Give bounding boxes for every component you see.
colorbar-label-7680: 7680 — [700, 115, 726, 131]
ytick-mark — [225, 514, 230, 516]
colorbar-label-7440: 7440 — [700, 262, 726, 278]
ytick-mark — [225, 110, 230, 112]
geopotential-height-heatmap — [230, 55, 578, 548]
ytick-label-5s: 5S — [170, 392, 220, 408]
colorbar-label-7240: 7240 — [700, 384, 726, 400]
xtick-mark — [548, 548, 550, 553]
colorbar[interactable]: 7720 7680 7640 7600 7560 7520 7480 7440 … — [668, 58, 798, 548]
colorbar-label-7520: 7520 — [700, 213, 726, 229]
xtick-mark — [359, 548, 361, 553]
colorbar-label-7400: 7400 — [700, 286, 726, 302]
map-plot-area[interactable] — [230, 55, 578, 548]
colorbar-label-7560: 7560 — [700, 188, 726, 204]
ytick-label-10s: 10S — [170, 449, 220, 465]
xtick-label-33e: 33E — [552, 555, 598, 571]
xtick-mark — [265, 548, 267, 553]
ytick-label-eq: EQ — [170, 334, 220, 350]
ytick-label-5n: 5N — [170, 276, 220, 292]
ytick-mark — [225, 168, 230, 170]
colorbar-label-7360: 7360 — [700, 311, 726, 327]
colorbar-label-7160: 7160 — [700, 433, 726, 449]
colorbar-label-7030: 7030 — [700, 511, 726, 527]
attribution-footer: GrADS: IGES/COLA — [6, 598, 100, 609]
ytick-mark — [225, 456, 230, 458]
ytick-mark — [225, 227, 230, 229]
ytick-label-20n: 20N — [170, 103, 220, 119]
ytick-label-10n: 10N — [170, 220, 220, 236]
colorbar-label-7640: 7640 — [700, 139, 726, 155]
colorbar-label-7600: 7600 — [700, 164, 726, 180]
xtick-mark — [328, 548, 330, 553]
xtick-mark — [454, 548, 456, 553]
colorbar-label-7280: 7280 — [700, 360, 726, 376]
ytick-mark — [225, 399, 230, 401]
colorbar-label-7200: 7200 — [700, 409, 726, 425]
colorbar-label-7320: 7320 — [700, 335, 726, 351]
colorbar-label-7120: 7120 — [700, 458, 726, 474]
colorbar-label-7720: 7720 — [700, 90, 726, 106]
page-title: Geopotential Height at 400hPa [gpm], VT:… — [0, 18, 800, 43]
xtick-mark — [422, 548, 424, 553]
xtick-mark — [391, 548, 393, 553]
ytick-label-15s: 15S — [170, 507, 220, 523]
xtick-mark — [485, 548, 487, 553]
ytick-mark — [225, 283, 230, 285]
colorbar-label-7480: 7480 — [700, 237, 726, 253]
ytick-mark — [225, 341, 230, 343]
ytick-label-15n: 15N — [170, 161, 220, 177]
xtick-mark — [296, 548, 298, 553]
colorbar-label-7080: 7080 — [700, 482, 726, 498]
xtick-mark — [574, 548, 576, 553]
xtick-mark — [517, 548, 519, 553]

* * *

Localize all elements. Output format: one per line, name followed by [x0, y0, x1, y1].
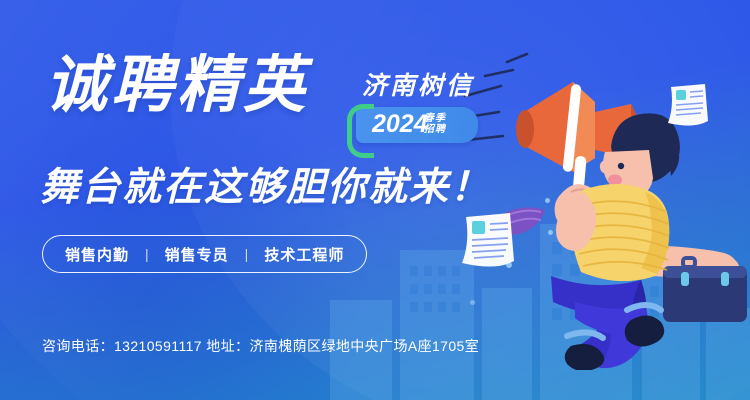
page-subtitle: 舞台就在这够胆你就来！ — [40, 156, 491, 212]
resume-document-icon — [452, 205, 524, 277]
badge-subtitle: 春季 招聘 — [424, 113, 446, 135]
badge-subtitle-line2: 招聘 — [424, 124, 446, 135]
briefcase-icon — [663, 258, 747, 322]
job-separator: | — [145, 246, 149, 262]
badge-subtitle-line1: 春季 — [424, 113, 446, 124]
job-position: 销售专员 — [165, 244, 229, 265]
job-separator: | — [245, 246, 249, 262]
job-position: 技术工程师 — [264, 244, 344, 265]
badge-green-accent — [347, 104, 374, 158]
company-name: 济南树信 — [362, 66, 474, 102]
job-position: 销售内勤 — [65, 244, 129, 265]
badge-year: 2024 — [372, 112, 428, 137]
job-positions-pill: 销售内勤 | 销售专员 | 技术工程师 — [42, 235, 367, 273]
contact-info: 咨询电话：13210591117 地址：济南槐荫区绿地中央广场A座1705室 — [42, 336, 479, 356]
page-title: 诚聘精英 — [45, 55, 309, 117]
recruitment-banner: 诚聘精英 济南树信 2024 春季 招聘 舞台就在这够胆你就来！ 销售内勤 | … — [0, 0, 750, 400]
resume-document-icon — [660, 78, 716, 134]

**DIRECTIVE:**
Rewrite the rows from the line with "Give bounding boxes" to the line with "colorbar[interactable]: 7720 7680", changing "ytick-mark" to "y-axis-tick-mark" and keeping everything else the same.

**SOLVED EXERCISE:**
Give bounding boxes for every component you see.
colorbar-label-7680: 7680 — [700, 115, 726, 131]
y-axis-tick-mark — [225, 514, 230, 516]
colorbar-label-7440: 7440 — [700, 262, 726, 278]
y-axis-tick-mark — [225, 110, 230, 112]
geopotential-height-heatmap — [230, 55, 578, 548]
ytick-label-5s: 5S — [170, 392, 220, 408]
colorbar-label-7240: 7240 — [700, 384, 726, 400]
xtick-mark — [548, 548, 550, 553]
colorbar[interactable]: 7720 7680 7640 7600 7560 7520 7480 7440 … — [668, 58, 798, 548]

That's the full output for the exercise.